◆ Document extract
+ + + + + + +
Americans constantly hear from the media about “indigenous people” or “the Native Americans” (in Canada it’s “First Nations”) as if anyone from non-aboriginal stock is an auslander. The militant Latino lobby claims that white (and presumably black) Americans are the real illegal aliens who have no right to stop illegal immigration and should be removed from the continent. The alien lobbies second this absurdity.

In current cant, “Native Americans” are the descendants of the aboriginal population that came over the Bering Strait during the Ice Age. It is a designation for the American Indian which only came into being in 1990 aimed at robbing native-born American citizens of their claim to be “native”, i.e., born of American parents as described in the Constitution. Not only should American citizens not buy into this absurdity, they should heed what Russell Means, founder of the American Indian Movement had to say.

While being interviewed on a radio program, the host referred to Means as a “native American.” Means quickly corrected him, saying a native American was anyone born of citizen parents, then adding, “I’m an Indian.” The chagrined soy-boy host must have slumped down in his chair after that. Means was right. Certainly, if anyone was entitled to birthright citizenship under the 14th Amendment it was the American Indian, but he didn’t get it nor did the writers of the amendment mean to confer citizenship on who happened to be born within the United States. Its intent was to give the protections of citizenship to the newly freed slaves. Not until the Coolidge Administration was the American Indian granted citizenship, before that he was considered a citizen of a sovereign nation, i.e., his tribe.

But weren’t the Indians here first? Not so fast. The September 23, 2021 Wall Street Journal reported ‘’… newly found footprints show that humans lived in the American Southwest in an era when massive ice sheets blocked the way for migrants from Asia to the New World…” (“Ancient Footprints Yield Surprising New Clues About the First Americans.”)
+ + + + + + +
[Box coordinate listings]

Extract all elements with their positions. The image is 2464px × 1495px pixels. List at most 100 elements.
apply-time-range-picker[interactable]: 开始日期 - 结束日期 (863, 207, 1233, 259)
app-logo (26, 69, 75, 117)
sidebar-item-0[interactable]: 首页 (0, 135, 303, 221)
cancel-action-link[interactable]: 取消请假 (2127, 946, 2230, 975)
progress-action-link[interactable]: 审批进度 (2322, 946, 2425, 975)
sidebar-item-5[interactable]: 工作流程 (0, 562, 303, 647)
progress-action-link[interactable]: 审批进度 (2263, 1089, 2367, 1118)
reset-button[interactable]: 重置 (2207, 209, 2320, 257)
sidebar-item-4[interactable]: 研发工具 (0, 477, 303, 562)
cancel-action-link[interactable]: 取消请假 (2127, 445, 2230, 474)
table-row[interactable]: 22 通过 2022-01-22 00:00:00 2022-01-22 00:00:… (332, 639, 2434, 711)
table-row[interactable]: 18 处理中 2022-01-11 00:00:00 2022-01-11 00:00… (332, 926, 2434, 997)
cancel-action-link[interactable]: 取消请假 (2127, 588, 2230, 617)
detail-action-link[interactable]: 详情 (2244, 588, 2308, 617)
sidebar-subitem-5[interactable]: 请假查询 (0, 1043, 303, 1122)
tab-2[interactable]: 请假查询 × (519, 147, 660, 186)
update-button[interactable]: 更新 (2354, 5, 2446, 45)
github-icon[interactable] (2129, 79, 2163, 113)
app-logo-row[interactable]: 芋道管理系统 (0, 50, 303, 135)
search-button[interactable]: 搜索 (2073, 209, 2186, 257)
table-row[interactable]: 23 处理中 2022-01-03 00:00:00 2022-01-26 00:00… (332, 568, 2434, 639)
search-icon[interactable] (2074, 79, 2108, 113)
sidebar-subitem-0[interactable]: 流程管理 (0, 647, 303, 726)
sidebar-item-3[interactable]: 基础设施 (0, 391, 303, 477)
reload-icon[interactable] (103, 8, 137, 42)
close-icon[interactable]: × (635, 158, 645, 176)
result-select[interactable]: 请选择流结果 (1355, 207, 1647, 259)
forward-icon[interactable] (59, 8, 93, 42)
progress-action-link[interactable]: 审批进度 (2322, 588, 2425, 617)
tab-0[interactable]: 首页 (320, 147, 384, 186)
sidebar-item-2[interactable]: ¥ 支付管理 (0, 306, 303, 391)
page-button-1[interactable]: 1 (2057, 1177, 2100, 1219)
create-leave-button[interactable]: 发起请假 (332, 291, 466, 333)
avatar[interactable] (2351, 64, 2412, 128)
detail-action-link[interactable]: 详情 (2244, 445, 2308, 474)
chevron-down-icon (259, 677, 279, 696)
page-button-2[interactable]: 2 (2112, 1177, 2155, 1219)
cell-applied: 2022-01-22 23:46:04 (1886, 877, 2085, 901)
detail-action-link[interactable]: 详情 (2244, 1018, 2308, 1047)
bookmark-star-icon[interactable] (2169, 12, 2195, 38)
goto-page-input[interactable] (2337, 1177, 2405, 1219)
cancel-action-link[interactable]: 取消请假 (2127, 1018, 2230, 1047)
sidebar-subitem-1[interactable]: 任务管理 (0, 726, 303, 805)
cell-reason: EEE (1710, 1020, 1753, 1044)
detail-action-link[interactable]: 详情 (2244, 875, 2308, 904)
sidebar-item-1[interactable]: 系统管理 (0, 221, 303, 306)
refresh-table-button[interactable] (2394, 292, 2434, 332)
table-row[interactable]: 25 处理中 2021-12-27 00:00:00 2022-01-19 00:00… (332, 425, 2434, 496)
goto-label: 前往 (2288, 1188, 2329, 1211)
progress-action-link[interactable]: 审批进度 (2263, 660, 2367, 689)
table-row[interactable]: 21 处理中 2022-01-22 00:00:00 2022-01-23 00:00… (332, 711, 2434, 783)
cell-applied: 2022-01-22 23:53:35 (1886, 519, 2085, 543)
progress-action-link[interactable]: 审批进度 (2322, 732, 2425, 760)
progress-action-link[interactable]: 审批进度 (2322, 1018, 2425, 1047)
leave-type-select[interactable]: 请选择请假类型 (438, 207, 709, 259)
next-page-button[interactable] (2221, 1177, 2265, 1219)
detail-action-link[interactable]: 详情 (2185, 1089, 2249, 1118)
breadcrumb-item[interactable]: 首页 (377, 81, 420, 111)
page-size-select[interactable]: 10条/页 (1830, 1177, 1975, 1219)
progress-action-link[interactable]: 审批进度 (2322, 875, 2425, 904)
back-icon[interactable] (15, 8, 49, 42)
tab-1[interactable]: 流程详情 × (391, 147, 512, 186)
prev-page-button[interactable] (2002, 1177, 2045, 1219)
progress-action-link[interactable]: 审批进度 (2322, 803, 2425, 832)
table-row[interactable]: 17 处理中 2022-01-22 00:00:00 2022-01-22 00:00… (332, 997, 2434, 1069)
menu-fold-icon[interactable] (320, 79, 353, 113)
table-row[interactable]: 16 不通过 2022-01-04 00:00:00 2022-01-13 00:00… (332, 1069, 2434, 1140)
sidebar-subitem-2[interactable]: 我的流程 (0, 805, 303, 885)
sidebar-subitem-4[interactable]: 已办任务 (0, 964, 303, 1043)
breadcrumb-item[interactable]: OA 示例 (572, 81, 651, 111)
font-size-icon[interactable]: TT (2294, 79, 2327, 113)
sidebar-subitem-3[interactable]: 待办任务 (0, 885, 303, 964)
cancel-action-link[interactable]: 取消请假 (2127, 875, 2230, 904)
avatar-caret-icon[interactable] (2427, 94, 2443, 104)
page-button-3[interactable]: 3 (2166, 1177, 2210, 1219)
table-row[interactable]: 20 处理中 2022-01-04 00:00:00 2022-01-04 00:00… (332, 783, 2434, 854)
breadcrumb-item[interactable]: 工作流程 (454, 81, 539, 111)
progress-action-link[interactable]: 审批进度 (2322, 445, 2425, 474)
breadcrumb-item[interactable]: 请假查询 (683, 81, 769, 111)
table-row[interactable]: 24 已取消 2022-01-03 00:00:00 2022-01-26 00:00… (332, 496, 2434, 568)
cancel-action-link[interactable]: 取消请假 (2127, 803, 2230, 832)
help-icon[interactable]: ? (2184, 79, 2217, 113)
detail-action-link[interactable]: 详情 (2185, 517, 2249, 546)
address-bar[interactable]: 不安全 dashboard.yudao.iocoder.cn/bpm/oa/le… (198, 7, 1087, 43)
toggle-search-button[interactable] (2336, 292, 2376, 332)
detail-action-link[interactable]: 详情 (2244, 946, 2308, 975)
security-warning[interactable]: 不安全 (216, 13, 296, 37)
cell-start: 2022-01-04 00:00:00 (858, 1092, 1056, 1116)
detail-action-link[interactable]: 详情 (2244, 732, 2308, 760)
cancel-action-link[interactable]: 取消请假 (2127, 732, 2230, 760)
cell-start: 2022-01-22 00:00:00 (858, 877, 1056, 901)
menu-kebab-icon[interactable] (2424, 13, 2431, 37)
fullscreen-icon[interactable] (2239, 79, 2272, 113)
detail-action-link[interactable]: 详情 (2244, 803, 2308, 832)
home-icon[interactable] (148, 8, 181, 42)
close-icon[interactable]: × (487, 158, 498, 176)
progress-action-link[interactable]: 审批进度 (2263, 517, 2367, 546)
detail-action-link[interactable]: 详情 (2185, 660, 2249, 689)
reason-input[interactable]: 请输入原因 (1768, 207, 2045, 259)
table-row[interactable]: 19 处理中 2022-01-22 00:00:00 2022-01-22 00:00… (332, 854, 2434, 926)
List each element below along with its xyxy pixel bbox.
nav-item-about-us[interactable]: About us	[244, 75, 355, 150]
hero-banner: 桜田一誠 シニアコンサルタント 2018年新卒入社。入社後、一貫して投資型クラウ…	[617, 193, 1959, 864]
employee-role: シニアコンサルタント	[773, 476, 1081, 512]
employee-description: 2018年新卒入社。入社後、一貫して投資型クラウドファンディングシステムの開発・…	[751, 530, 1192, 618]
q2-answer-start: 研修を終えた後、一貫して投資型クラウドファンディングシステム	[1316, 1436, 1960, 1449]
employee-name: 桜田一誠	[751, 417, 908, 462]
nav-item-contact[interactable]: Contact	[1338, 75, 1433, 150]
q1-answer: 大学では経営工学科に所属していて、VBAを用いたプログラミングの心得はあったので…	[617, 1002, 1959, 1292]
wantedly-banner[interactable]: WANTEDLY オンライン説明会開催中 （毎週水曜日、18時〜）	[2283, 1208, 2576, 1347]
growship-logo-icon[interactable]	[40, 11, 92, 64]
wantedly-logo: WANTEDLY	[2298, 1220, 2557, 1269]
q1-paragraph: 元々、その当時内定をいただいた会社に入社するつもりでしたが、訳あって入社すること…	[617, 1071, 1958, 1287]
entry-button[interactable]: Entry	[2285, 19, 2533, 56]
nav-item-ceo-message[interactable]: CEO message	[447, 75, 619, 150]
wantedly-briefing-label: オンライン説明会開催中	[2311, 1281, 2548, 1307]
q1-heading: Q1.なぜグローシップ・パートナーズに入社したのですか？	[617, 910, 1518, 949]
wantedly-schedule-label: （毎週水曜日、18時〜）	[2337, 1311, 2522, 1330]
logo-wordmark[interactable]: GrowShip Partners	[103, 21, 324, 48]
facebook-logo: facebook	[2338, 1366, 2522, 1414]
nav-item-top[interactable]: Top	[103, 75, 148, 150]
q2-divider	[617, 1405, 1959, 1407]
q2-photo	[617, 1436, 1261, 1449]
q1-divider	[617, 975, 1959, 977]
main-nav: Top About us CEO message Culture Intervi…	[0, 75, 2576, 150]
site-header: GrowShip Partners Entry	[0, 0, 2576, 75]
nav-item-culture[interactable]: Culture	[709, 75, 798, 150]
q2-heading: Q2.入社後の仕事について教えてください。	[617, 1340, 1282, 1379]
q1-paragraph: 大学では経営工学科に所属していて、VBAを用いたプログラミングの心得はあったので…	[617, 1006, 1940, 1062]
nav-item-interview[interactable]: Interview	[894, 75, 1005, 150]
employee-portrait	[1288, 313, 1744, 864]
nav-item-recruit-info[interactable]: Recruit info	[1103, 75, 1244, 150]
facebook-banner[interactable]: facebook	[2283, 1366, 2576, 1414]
+ + + + + + +
◆ Exercise A
Output the box coordinate listing as a JSON list of strings with one string per line and no blank lines, starting with its first line and going on through the line with "progress-action-link[interactable]: 审批进度 (2322, 946, 2425, 975)".
◆ Exercise B
Write what comes next in the piece on the term "Native Americans," picking up after its last sentence.

◆ Written answer A
[
  "Extract all elements with their positions. The image is 2464px × 1495px pixels. List at most 100 elements.",
  "apply-time-range-picker[interactable]: 开始日期 - 结束日期 (863, 207, 1233, 259)",
  "app-logo (26, 69, 75, 117)",
  "sidebar-item-0[interactable]: 首页 (0, 135, 303, 221)",
  "cancel-action-link[interactable]: 取消请假 (2127, 946, 2230, 975)",
  "progress-action-link[interactable]: 审批进度 (2322, 946, 2425, 975)"
]

◆ Written answer B
Stone knives found in Clovis, New Mexico have been discovered in only one other location – southwest France. The bones of Kennewick Man found on the banks of the Columbia River in Kennewick, Washington are about nine thousand years old. When the face was fleshed out, Kennewick Man looked like the actor Patrick Stewart. After much legal wrangling and the objections of scholars, the skeleton was turned over to local tribes for burial forever preventing further study. The Interior Department’s rationale was based on the age of the bones and that they were found within the continental United States; the Indian argument was a logical fallacy — argument by assertion, “it’s pre-Columbian, it must be “Native American.”  There was no evidence linking Kennewick Man to existing tribes.

In a further insult to scholarship and a victory for ignorance, the Clinton administration had the Army Corps of Engineers cover the discovery site under tons of dirt, destroying it forever. Evidence had to be erased. That Europeans just might have been here first didn’t go over well with the progressives, or with an administration seeking to appease Indians, but truth is its own defense – preponderance of the evidence is that the truly indigenous people of America were European.